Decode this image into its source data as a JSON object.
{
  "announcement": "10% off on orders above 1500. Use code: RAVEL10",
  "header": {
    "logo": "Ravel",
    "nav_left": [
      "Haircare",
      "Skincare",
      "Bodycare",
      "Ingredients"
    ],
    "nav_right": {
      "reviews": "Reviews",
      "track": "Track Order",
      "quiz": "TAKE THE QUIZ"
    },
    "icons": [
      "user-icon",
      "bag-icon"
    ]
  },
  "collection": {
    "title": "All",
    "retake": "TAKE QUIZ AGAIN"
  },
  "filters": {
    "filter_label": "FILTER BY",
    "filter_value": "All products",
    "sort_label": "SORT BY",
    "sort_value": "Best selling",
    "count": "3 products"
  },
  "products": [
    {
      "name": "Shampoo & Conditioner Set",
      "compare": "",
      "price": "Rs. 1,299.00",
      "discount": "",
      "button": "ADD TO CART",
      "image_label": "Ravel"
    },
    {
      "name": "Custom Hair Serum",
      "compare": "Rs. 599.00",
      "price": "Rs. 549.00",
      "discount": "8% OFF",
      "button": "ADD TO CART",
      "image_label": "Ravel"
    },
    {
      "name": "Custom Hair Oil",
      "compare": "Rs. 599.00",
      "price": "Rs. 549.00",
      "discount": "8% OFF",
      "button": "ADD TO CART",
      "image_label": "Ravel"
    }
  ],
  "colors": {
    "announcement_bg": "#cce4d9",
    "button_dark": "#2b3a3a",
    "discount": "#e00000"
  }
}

···

Problem requirements =>
All of the records must be repeated exactly.

Reply =>
Decode this image into its source data as a JSON object.
{
  "announcement": "10% off on orders above 1500. Use code: RAVEL10",
  "header": {
    "logo": "Ravel",
    "nav_left": [
      "Haircare",
      "Skincare",
      "Bodycare",
      "Ingredients"
    ],
    "nav_right": {
      "reviews": "Reviews",
      "track": "Track Order",
      "quiz": "TAKE THE QUIZ"
    },
    "icons": [
      "user-icon",
      "bag-icon"
    ]
  },
  "collection": {
    "title": "All",
    "retake": "TAKE QUIZ AGAIN"
  },
  "filters": {
    "filter_label": "FILTER BY",
    "filter_value": "All products",
    "sort_label": "SORT BY",
    "sort_value": "Best selling",
    "count": "3 products"
  },
  "products": [
    {
      "name": "Shampoo & Conditioner Set",
      "compare": "",
      "price": "Rs. 1,299.00",
      "discount": "",
      "button": "ADD TO CART",
      "image_label": "Ravel"
    },
    {
      "name": "Custom Hair Serum",
      "compare": "Rs. 599.00",
      "price": "Rs. 549.00",
      "discount": "8% OFF",
      "button": "ADD TO CART",
      "image_label": "Ravel"
    },
    {
      "name": "Custom Hair Oil",
      "compare": "Rs. 599.00",
      "price": "Rs. 549.00",
      "discount": "8% OFF",
      "button": "ADD TO CART",
      "image_label": "Ravel"
    }
  ],
  "colors": {
    "announcement_bg": "#cce4d9",
    "button_dark": "#2b3a3a",
    "discount": "#e00000"
  }
}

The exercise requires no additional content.